** Exercice écrit A **
Recopiez sans rien changer les lignes des enregistrements, en commençant par la ligne qui contient "- smiley-eye-icon: [251, 238, 263, 250]" et en terminant par celle qui contient "- bar: [37, 316, 103, 453]". Ces deux lignes sont incluses.

** Extrait choisi **
Rédigé de 1941 à 1971, rassemblant des textes cousus dans un ordre chronologique que malmènent les «notes» et «parenthèses» d'après-coup, exhibant les variations de ses incessantes relectures étalées sur trente ans, Henri Matisse, roman dévoile à mesure sa propre genèse, tant par l'abondante illustration de Matisse  - la mise en page ayant été effectuée par Aragon lui-même-  que par la typographie, qui restitue les strates, ajouts et commentaires successifs du manuscrit. Projeté depuis la rencontre du poète et du peintre à Nice durant l'Occupation, et peu à peu «farci» des différentes collaborations des deux artistes, le livre semblait ne jamais devoir trouver un terme jusqu'à ce qu'Aragon décide d'y intégrer le «roman» de son impossibilité.


De «Matisse ou la Grandeur» daté de novembre-décembre 1941 à l'«Apologie du luxe» de janvier 1946 (tome I), des «Semblances fixées» de 1945-1946 au poème "Henri Matisse dans sa centième année" de décembre 1968 (tome II), le livre joue sur l'alternance presque régulière des textes initiaux et des commentaires ultérieurs, une alternance que compliquent les parenthèses et notices. S'y tressent trois fils conducteurs: l'histoire des relations du peintre et de l'auteur, l'explication d'une oeuvre et ses leçons, le récit  -éclaté- de deux vies au travers de l'histoire du livre. Les rapports du texte à l'image, puis du texte à lui-même démultiplient les niveaux de lecture, brisent la linéarité du «roman» pour une synchronie impossible, d'où se dégage un labyrinthe qui est peut-être d'abord celui de tout autoportrait.



Étrange désignation que celle de «roman» pour l'un des plus grands livres consacrés à Matisse, et dont le caractère provocateur a bien fonctionné, si l'on en croit les réactions d'incompréhension ou de colère que la désinvolture à l'égard des frontières génériques n'a pas fini de susciter... Mais sous l'effet de surprise désiré jouait pour Aragon un jeu d'échos plus essentiel, l'intégration du nom de genre au titre faisant référence à Anicet ou le Panorama, roman, et, à travers ce livre de jeunesse, au long conflit de l'écrivain et d'un mot qui engendra sa théorie. Ainsi le livre est-il un «roman» selon Aragon en ce qu'il est une machine à comprendre l'homme, comme l'indique l'exergue, emprunté à Saint-John Perse: «Mais c'est de l'homme qu'il s'agit!», à savoir de l'homme dans son rapport au temps, à l'Histoire, à la douleur - Henri Matisse, roman proposant une magistrale interprétation du bonheur matissien comme dépassement de la souffrance- et à la création. Mais de deux hommes à la fois, Matisse et l'auteur se faisant miroir l'un de l'autre dans une «parenté» où la déférence d'Aragon confie au peintre une figure de père. Aussi la compréhension de l'oeuvre de Matisse donne-t-elle accès à celle d'Aragon. L'étude du modèle  -indispensable, pour s'en éloigner, selon le peintre-approfondit ainsi la question du réalisme selon Aragon. Cet exposé des «dettes» esthétiques et d'un remarquable travail du regard ne prend cependant en rien la forme d'un traité, mais respecte les palinodies d'une réflexion. Guide éblouissant de la vie et de la création matissiennes, le «roman» se constitue aussi dans une accumulation de pistes laissées en suspens, tant dans les réflexions esthétiques que dans les pauses biographiques. Excitant le désir, cet art de la frustration convie le lecteur à l'invention de son propre parcours, le livre, «oeuvre ouverte», exigeant le «roman» de sa recomposition. Mais à travers la référence au Roman inachevé, le terme fait signe aussi vers la biographie ou la diction du moi, par une écriture diagonale propre à Aragon, toute saisie directe de soi relevant d'un mensonge que le travestissement romanesque peut seul dépasser. Palais, tombeau, lieu d'un énigmatique croisement de deux créateurs, mais aussi de l'art et de l'existence, Henri Matisse, roman a donc édifié sur son inachèvement une «somme» vertigineuse, où se trouvent cryptées et découvertes à la fois les aventures de la modernité et les «secrets» de deux de ses plus grands acteurs.

** Exercice écrit B **
Poursuivez le texte consacré à Henri Matisse, roman d'Aragon, après sa dernière phrase.

** Enregistrements à traiter **
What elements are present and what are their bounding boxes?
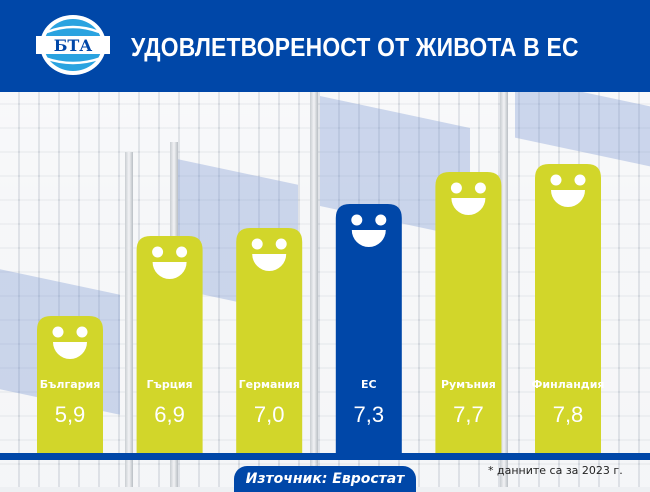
- smiley-eye-icon: [251, 238, 263, 250]
- smiley-mouth-icon: [152, 262, 187, 280]
- bar: [435, 172, 502, 453]
- smiley-eye-icon: [52, 326, 64, 338]
- category-label: Финландия: [532, 378, 605, 391]
- smiley-mouth-icon: [53, 342, 87, 359]
- bar: [37, 316, 103, 453]
- smiley-mouth-icon: [351, 230, 386, 248]
- smiley-eye-icon: [152, 246, 164, 258]
- category-label: Румъния: [441, 378, 496, 391]
- smiley-eye-icon: [550, 174, 562, 186]
- value-label: 5,9: [55, 402, 86, 427]
- smiley-eye-icon: [574, 174, 586, 186]
- bar: [136, 236, 203, 453]
- value-label: 6,9: [154, 402, 185, 427]
- category-label: България: [40, 378, 101, 391]
- category-label: ЕС: [361, 378, 377, 391]
- smiley-eye-icon: [474, 182, 486, 194]
- smiley-eye-icon: [351, 214, 363, 226]
- value-label: 7,3: [354, 402, 385, 427]
- page-title: УДОВЛЕТВОРЕНОСТ ОТ ЖИВОТА В ЕС: [131, 32, 579, 62]
- smiley-mouth-icon: [451, 198, 486, 215]
- baseline-bar: [0, 453, 650, 460]
- smiley-mouth-icon: [551, 190, 585, 207]
- header: БТА УДОВЛЕТВОРЕНОСТ ОТ ЖИВОТА В ЕС: [0, 0, 650, 92]
- smiley-eye-icon: [275, 238, 287, 250]
- smiley-eye-icon: [76, 326, 88, 338]
- bar: [535, 164, 601, 453]
- bta-logo: БТА: [36, 15, 110, 75]
- value-label: 7,7: [453, 402, 484, 427]
- flagpole: [125, 152, 133, 487]
- value-label: 7,0: [254, 402, 285, 427]
- smiley-eye-icon: [375, 214, 387, 226]
- smiley-eye-icon: [450, 182, 462, 194]
- smiley-eye-icon: [176, 246, 188, 258]
- bar: [236, 228, 303, 453]
- smiley-mouth-icon: [252, 254, 287, 271]
- flagpole: [310, 92, 318, 487]
- footnote: * данните са за 2023 г.: [488, 464, 623, 477]
- bar: [335, 204, 402, 453]
- category-label: Германия: [239, 378, 300, 391]
- value-label: 7,8: [553, 402, 584, 427]
- flagpole: [500, 92, 508, 487]
- svg-text:БТА: БТА: [54, 36, 93, 55]
- category-label: Гърция: [147, 378, 193, 391]
- source-label: Източник: Евростат: [234, 466, 416, 492]
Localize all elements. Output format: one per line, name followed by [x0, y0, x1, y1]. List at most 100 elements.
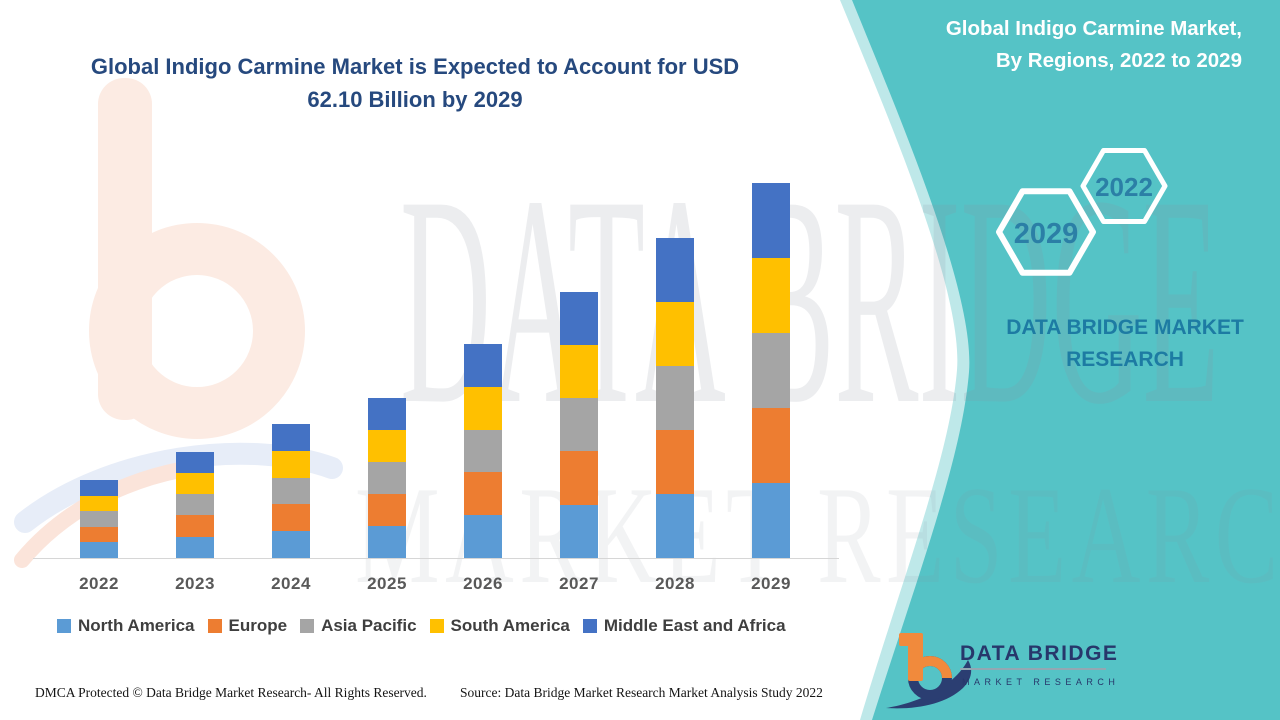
- bar-segment-middle-east-and-africa: [368, 398, 406, 430]
- stacked-bar-2022: [80, 480, 118, 558]
- stacked-bar-2025: [368, 398, 406, 558]
- bar-segment-middle-east-and-africa: [272, 424, 310, 451]
- watermark-b-bowl: [89, 223, 305, 439]
- bar-segment-europe: [464, 472, 502, 516]
- side-heading-line-2: By Regions, 2022 to 2029: [995, 48, 1242, 72]
- bar-segment-north-america: [368, 526, 406, 558]
- stacked-bar-2028: [656, 238, 694, 558]
- x-axis-label-2024: 2024: [271, 574, 311, 593]
- legend-item-north-america: North America: [57, 616, 195, 636]
- bar-segment-europe: [560, 451, 598, 505]
- x-axis-label-2023: 2023: [175, 574, 215, 593]
- bar-segment-europe: [368, 494, 406, 526]
- hexagon-2029: [996, 188, 1096, 276]
- logo-swoosh: [886, 660, 972, 709]
- legend-item-asia-pacific: Asia Pacific: [300, 616, 417, 636]
- legend-label: North America: [78, 616, 195, 635]
- bar-segment-asia-pacific: [752, 333, 790, 408]
- bar-segment-middle-east-and-africa: [176, 451, 214, 473]
- legend-label: South America: [450, 616, 570, 635]
- bar-segment-asia-pacific: [80, 511, 118, 527]
- chart-legend: North America Europe Asia Pacific South Ame…: [57, 616, 786, 636]
- bar-segment-asia-pacific: [272, 477, 310, 505]
- bar-segment-south-america: [368, 430, 406, 462]
- bar-segment-south-america: [464, 386, 502, 430]
- page-title-line-1: Global Indigo Carmine Market is Expected…: [90, 54, 740, 79]
- x-axis-label-2027: 2027: [559, 574, 599, 593]
- logo-text-data-bridge: DATA BRIDGE: [960, 642, 1118, 665]
- bar-segment-north-america: [464, 515, 502, 558]
- bar-segment-europe: [80, 526, 118, 543]
- logo-b-stem: [908, 633, 923, 681]
- bar-segment-europe: [656, 430, 694, 494]
- legend-label: Middle East and Africa: [603, 616, 786, 635]
- bar-segment-north-america: [80, 542, 118, 558]
- legend-label: Europe: [228, 616, 288, 635]
- brand-heading-line-2: RESEARCH: [1066, 347, 1184, 371]
- stacked-bar-2029: [752, 183, 790, 558]
- footer-source: Source: Data Bridge Market Research Mark…: [460, 685, 823, 700]
- bar-segment-north-america: [272, 531, 310, 558]
- x-axis-label-2022: 2022: [79, 574, 119, 593]
- bar-segment-middle-east-and-africa: [464, 344, 502, 387]
- bar-segment-europe: [272, 504, 310, 532]
- bar-segment-middle-east-and-africa: [752, 183, 790, 258]
- x-axis-line: [33, 558, 839, 559]
- hexagon-2022: [1080, 148, 1168, 224]
- bar-segment-south-america: [656, 302, 694, 366]
- legend-label: Asia Pacific: [321, 616, 417, 635]
- legend-item-europe: Europe: [207, 616, 288, 636]
- bar-segment-asia-pacific: [464, 429, 502, 473]
- legend-swatch: [429, 619, 444, 633]
- bar-segment-asia-pacific: [560, 398, 598, 452]
- x-axis-label-2026: 2026: [463, 574, 503, 593]
- side-panel-heading: Global Indigo Carmine Market, By Regions…: [946, 13, 1242, 77]
- stacked-bar-2027: [560, 291, 598, 558]
- bar-segment-asia-pacific: [656, 366, 694, 430]
- bar-segment-north-america: [752, 483, 790, 558]
- legend-swatch: [57, 619, 71, 633]
- stacked-bar-2023: [176, 451, 214, 558]
- stacked-bar-2026: [464, 344, 502, 558]
- bar-segment-middle-east-and-africa: [656, 238, 694, 302]
- hexagon-2029-label: 2029: [1014, 218, 1079, 250]
- bar-segment-middle-east-and-africa: [80, 480, 118, 496]
- hexagon-2022-label: 2022: [1095, 172, 1153, 202]
- bar-segment-middle-east-and-africa: [560, 291, 598, 345]
- x-axis-label-2025: 2025: [367, 574, 407, 593]
- bar-segment-europe: [176, 515, 214, 537]
- bar-segment-europe: [752, 408, 790, 483]
- side-heading-line-1: Global Indigo Carmine Market,: [945, 17, 1242, 40]
- data-bridge-logo: DATA BRIDGE MARKET RESEARCH: [886, 633, 1119, 709]
- bar-segment-north-america: [560, 504, 598, 558]
- legend-item-middle-east-and-africa: Middle East and Africa: [582, 616, 786, 636]
- page-title: Global Indigo Carmine Market is Expected…: [70, 50, 760, 116]
- stacked-bar-2024: [272, 424, 310, 558]
- legend-item-south-america: South America: [429, 616, 570, 636]
- footer-copyright: DMCA Protected © Data Bridge Market Rese…: [35, 685, 427, 700]
- brand-heading-line-1: DATA BRIDGE MARKET: [1006, 316, 1244, 339]
- bar-segment-south-america: [272, 450, 310, 478]
- legend-swatch: [582, 619, 597, 633]
- bar-segment-north-america: [176, 536, 214, 558]
- teal-panel-shape: [852, 0, 1280, 720]
- bar-segment-north-america: [656, 494, 694, 558]
- logo-text-market-research: MARKET RESEARCH: [962, 677, 1119, 687]
- logo-b-serif: [899, 633, 911, 646]
- bar-segment-south-america: [752, 258, 790, 333]
- bar-segment-south-america: [176, 472, 214, 495]
- bar-segment-asia-pacific: [368, 462, 406, 494]
- brand-heading: DATA BRIDGE MARKET RESEARCH: [985, 312, 1265, 375]
- bar-segment-south-america: [560, 344, 598, 399]
- x-axis-label-2028: 2028: [655, 574, 695, 593]
- bar-segment-south-america: [80, 495, 118, 512]
- legend-swatch: [300, 619, 315, 633]
- bar-segment-asia-pacific: [176, 494, 214, 516]
- x-axis-label-2029: 2029: [751, 574, 791, 593]
- legend-swatch: [207, 619, 222, 633]
- page-title-line-2: 62.10 Billion by 2029: [307, 87, 523, 112]
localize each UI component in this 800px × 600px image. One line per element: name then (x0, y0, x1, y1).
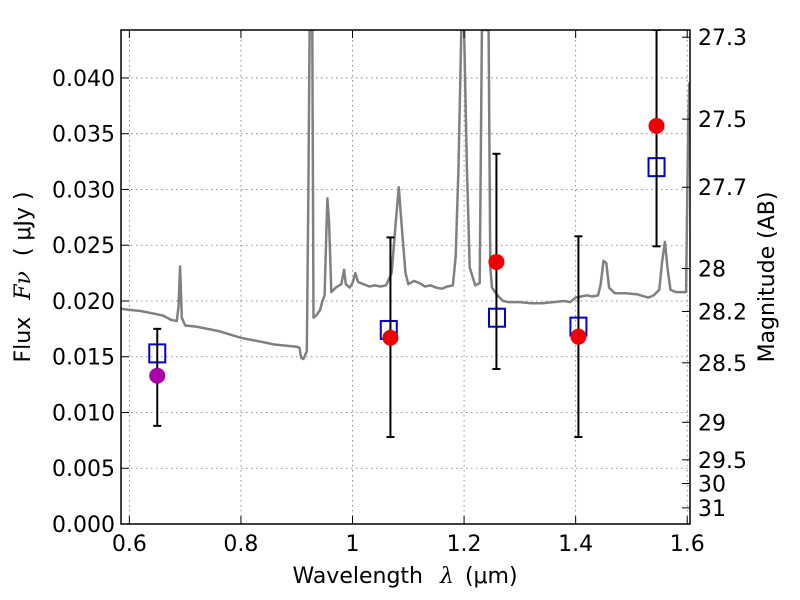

** Réponse A **
- smiley-eye-icon: [251, 238, 263, 250]
- smiley-mouth-icon: [152, 262, 187, 280]
- bar: [435, 172, 502, 453]
- smiley-eye-icon: [52, 326, 64, 338]
- category-label: Финландия: [532, 378, 605, 391]
- smiley-mouth-icon: [53, 342, 87, 359]
- bar: [37, 316, 103, 453]

** Réponse B **
Cité en extrait («Écrit en 1969», tome I) dans Henri Matisse, roman et contemporain des dernières relectures qui l'ont constitué, Je n'ai jamais appris à écrire ou les Incipit (publié chez Albert Skira en novembre 1969 dans la collection au titre éclairant des «Sentiers de la création») est un versant complémentaire de l'explication de son esthétique par Aragon. A partir d'une fable d'enfance - l'auteur ne se souvenant pas d'avoir «appris» le tracé des lettres-, les Incipit explicitent l'invention romanesque chez Aragon dans un parcours de toute l'oeuvre. Sans plan préconçu, le roman jaillirait d'une phrase assez semblable au «don des dieux» de l'écriture poétique, le développement de la narration visant d'abord à en légitimer l'arbitraire initial. Il s'agit alors moins d'écrire que de «lire» le roman à venir, qui se déploie au rythme d'une écriture plutôt qu'à celui d'une structure qui lui préexisterait.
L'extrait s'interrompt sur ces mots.